*What the exercise asks*.
Exact repetition is required: output every record in full.

*Data listing*.
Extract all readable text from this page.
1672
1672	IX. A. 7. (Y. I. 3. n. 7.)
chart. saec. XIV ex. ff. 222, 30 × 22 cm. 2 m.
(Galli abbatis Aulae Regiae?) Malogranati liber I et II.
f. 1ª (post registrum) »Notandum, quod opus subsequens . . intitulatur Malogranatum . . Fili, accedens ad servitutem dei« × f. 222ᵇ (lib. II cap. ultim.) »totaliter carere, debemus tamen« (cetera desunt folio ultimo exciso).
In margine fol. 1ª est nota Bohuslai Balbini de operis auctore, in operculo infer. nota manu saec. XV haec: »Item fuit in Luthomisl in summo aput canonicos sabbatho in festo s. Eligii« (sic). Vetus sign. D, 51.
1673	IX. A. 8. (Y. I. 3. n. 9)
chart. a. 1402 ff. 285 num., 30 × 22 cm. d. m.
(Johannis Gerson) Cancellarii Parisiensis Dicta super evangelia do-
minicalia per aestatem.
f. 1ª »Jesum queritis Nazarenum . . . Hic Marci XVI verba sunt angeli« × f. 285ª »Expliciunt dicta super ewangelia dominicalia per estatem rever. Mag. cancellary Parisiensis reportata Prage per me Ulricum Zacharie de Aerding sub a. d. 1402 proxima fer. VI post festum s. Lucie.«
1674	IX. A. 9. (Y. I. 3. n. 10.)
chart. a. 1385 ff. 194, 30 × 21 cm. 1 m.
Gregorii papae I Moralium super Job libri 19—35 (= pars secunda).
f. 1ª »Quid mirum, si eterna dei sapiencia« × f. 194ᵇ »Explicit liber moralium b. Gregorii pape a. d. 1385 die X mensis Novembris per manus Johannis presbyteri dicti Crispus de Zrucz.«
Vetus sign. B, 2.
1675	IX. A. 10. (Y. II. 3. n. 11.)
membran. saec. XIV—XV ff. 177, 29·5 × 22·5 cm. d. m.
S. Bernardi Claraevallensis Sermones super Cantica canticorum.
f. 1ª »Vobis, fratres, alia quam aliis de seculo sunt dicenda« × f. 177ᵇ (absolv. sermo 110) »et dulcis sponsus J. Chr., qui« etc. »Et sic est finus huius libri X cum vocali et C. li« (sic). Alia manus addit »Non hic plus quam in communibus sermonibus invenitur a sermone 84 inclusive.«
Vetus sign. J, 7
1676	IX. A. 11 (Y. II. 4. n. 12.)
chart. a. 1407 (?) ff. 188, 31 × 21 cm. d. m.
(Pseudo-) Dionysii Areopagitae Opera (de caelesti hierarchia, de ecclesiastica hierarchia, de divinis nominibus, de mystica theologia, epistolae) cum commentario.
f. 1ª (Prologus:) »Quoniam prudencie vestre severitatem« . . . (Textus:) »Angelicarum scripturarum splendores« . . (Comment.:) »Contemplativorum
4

*Response*.
Extract all readable text from this page.
1672
1672	IX. A. 7. (Y. I. 3. n. 7.)
chart. saec. XIV ex. ff. 222, 30 × 22 cm. 2 m.
(Galli abbatis Aulae Regiae?) Malogranati liber I et II.
f. 1ª (post registrum) »Notandum, quod opus subsequens . . intitulatur Malogranatum . . Fili, accedens ad servitutem dei« × f. 222ᵇ (lib. II cap. ultim.) »totaliter carere, debemus tamen« (cetera desunt folio ultimo exciso).
In margine fol. 1ª est nota Bohuslai Balbini de operis auctore, in operculo infer. nota manu saec. XV haec: »Item fuit in Luthomisl in summo aput canonicos sabbatho in festo s. Eligii« (sic). Vetus sign. D, 51.
1673	IX. A. 8. (Y. I. 3. n. 9)
chart. a. 1402 ff. 285 num., 30 × 22 cm. d. m.
(Johannis Gerson) Cancellarii Parisiensis Dicta super evangelia do-
minicalia per aestatem.
f. 1ª »Jesum queritis Nazarenum . . . Hic Marci XVI verba sunt angeli« × f. 285ª »Expliciunt dicta super ewangelia dominicalia per estatem rever. Mag. cancellary Parisiensis reportata Prage per me Ulricum Zacharie de Aerding sub a. d. 1402 proxima fer. VI post festum s. Lucie.«
1674	IX. A. 9. (Y. I. 3. n. 10.)
chart. a. 1385 ff. 194, 30 × 21 cm. 1 m.
Gregorii papae I Moralium super Job libri 19—35 (= pars secunda).
f. 1ª »Quid mirum, si eterna dei sapiencia« × f. 194ᵇ »Explicit liber moralium b. Gregorii pape a. d. 1385 die X mensis Novembris per manus Johannis presbyteri dicti Crispus de Zrucz.«
Vetus sign. B, 2.
1675	IX. A. 10. (Y. II. 3. n. 11.)
membran. saec. XIV—XV ff. 177, 29·5 × 22·5 cm. d. m.
S. Bernardi Claraevallensis Sermones super Cantica canticorum.
f. 1ª »Vobis, fratres, alia quam aliis de seculo sunt dicenda« × f. 177ᵇ (absolv. sermo 110) »et dulcis sponsus J. Chr., qui« etc. »Et sic est finus huius libri X cum vocali et C. li« (sic). Alia manus addit »Non hic plus quam in communibus sermonibus invenitur a sermone 84 inclusive.«
Vetus sign. J, 7
1676	IX. A. 11 (Y. II. 4. n. 12.)
chart. a. 1407 (?) ff. 188, 31 × 21 cm. d. m.
(Pseudo-) Dionysii Areopagitae Opera (de caelesti hierarchia, de ecclesiastica hierarchia, de divinis nominibus, de mystica theologia, epistolae) cum commentario.
f. 1ª (Prologus:) »Quoniam prudencie vestre severitatem« . . . (Textus:) »Angelicarum scripturarum splendores« . . (Comment.:) »Contemplativorum
4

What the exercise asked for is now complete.